__Work instructions__
From the listing, collect all lines containing the word "color".

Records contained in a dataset

━━━

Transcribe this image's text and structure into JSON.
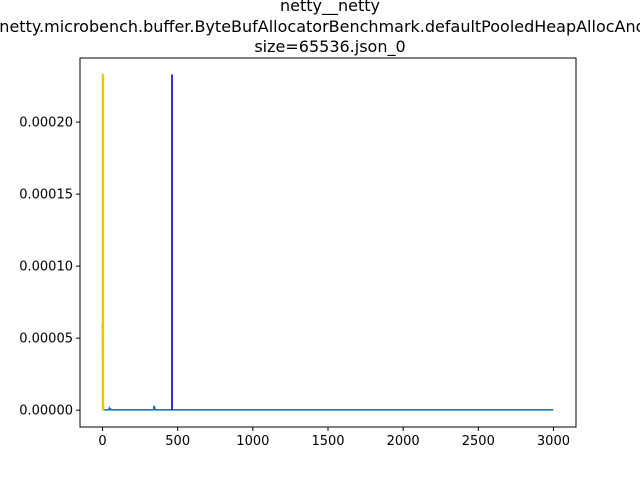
{
  "chart_data": {
    "type": "line",
    "title_lines": [
      "netty__netty",
      "io.netty.microbench.buffer.ByteBufAllocatorBenchmark.defaultPooledHeapAllocAndFree",
      "size=65536.json_0"
    ],
    "xlabel": "",
    "ylabel": "",
    "xlim": [
      -150,
      3150
    ],
    "ylim": [
      -1.17e-05,
      0.0002445
    ],
    "x_ticks": [
      0,
      500,
      1000,
      1500,
      2000,
      2500,
      3000
    ],
    "x_tick_labels": [
      "0",
      "500",
      "1000",
      "1500",
      "2000",
      "2500",
      "3000"
    ],
    "y_ticks": [
      0,
      5e-05,
      0.0001,
      0.00015,
      0.0002
    ],
    "y_tick_labels": [
      "0.00000",
      "0.00005",
      "0.00010",
      "0.00015",
      "0.00020"
    ],
    "grid": false,
    "legend": "none",
    "series": [
      {
        "color": "#1f77b4",
        "x": [
          0,
          1,
          2,
          3,
          5,
          10,
          20,
          40,
          45,
          50,
          55,
          60,
          100,
          200,
          340,
          342,
          344,
          346,
          350,
          400,
          600,
          1000,
          1500,
          2000,
          2500,
          3000
        ],
        "y": [
          6e-05,
          4.5e-05,
          2e-05,
          5e-07,
          2e-07,
          2e-07,
          2e-07,
          2e-07,
          1.5e-06,
          3e-07,
          8e-07,
          2e-07,
          2e-07,
          2e-07,
          2e-07,
          3e-06,
          5e-07,
          2.5e-06,
          2e-07,
          2e-07,
          2e-07,
          2e-07,
          2e-07,
          2e-07,
          2e-07,
          2e-07
        ]
      },
      {
        "color": "#e8c800",
        "x": [
          0,
          0,
          3,
          3,
          6,
          6
        ],
        "y": [
          2e-07,
          0.000233,
          0.000233,
          2e-07,
          2e-07,
          0.000233
        ]
      },
      {
        "color": "#0000cc",
        "x": [
          462,
          462
        ],
        "y": [
          2e-07,
          0.000233
        ]
      }
    ]
  }
}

━━━

__Result for this exercise__
        "color": "#1f77b4",
        "color": "#e8c800",
        "color": "#0000cc",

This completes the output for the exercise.